--- Begin DATA SUPPLIED ---

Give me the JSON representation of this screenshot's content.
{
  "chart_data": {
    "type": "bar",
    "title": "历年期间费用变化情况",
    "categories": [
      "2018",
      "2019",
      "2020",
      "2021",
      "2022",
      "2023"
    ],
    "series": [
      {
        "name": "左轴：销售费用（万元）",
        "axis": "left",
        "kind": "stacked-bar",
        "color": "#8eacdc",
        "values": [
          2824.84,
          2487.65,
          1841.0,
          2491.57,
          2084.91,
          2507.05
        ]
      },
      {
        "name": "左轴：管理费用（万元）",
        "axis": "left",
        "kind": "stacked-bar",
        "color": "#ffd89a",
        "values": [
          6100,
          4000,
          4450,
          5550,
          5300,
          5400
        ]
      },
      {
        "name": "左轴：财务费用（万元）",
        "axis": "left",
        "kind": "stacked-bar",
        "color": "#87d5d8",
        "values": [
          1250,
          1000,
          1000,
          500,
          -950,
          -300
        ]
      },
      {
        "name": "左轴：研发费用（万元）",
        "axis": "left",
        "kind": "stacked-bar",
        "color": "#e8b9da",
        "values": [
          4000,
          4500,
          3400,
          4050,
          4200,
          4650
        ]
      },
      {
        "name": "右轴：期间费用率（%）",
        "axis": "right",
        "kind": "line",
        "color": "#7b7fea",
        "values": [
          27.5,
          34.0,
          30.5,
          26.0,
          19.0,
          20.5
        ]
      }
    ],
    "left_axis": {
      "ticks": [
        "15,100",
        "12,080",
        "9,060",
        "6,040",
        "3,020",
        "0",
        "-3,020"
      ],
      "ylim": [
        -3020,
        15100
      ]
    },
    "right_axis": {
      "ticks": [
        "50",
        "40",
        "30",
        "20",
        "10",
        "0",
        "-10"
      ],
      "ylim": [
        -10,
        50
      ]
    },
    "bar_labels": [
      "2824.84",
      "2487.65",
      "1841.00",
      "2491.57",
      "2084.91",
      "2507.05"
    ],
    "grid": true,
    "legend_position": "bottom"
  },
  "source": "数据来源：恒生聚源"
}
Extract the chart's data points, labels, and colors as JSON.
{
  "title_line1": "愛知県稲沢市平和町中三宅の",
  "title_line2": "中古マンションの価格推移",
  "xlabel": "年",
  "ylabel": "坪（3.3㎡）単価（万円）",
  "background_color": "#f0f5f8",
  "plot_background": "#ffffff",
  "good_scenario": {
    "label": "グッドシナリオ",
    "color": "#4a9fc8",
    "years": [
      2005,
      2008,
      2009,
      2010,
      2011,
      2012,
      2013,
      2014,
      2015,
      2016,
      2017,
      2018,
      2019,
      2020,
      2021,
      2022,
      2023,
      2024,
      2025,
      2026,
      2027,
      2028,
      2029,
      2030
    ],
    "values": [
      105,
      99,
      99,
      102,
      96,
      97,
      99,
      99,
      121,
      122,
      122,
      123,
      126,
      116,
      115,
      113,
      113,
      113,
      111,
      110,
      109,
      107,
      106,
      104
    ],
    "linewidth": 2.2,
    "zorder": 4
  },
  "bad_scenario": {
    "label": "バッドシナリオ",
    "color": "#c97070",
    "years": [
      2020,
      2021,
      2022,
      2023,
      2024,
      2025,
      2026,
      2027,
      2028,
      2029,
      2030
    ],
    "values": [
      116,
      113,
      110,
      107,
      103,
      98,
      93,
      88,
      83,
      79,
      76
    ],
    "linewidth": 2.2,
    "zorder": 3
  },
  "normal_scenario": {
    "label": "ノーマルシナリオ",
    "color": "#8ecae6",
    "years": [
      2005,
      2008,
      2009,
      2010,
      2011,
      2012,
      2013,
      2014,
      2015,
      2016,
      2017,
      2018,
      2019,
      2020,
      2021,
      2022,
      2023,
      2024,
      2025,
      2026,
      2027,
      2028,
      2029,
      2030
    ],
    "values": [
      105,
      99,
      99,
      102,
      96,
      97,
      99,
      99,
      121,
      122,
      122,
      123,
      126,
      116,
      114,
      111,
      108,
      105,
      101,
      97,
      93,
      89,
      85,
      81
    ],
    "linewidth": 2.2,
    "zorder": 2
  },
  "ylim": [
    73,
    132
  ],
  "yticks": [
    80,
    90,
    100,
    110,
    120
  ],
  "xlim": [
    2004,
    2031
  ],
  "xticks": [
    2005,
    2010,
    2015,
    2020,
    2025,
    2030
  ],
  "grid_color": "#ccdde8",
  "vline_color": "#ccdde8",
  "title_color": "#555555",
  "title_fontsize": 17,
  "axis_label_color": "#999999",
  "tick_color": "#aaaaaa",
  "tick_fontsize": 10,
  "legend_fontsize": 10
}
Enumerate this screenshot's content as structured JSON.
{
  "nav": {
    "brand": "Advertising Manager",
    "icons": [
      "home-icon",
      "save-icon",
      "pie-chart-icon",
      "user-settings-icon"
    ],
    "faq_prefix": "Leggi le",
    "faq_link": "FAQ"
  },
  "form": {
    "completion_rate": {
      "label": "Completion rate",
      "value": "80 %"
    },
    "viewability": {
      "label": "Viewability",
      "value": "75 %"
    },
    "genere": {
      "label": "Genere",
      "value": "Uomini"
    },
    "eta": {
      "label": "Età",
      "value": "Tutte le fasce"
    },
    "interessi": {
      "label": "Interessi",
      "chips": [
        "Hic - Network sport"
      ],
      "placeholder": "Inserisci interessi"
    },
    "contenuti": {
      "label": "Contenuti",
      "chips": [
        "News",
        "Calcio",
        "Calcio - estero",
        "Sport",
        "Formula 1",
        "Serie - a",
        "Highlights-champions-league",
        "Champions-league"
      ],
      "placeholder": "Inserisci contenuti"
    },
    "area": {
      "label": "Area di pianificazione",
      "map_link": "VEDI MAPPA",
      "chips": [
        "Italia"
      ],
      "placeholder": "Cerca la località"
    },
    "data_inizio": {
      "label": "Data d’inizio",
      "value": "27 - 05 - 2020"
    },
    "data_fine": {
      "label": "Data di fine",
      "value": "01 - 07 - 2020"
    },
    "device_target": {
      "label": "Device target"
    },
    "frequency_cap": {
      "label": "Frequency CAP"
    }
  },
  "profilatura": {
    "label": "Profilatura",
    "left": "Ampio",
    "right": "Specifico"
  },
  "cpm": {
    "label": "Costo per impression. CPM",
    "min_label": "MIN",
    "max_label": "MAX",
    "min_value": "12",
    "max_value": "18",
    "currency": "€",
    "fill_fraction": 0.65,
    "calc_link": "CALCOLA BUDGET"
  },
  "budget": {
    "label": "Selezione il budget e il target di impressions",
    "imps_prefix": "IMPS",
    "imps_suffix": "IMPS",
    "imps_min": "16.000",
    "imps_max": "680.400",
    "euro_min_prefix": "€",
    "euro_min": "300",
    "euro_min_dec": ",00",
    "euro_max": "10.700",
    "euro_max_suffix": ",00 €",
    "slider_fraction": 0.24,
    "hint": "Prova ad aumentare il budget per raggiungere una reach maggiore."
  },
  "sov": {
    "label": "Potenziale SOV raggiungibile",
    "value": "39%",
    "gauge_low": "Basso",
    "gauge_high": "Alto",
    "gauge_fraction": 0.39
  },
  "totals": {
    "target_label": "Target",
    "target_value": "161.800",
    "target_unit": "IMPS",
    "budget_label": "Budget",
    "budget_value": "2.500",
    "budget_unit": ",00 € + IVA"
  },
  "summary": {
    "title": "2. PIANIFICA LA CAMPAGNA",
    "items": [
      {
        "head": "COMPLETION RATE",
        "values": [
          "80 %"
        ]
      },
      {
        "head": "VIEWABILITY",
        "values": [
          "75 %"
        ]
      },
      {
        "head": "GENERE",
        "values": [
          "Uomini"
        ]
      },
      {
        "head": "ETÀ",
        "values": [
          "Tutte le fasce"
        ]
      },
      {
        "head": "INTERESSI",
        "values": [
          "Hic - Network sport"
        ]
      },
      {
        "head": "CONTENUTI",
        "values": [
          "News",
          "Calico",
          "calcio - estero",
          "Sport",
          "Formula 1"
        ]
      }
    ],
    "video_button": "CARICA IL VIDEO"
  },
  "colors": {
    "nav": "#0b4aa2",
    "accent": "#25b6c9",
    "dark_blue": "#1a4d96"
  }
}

--- End DATA SUPPLIED ---

▶ GIVEN INSTRUCTION:
Identify each line of the material where the word "colors" shows up, and copy it.

▶ EXERCISE OUTPUT:
Extract the chart's data points, labels, and colors as JSON.
  "colors": {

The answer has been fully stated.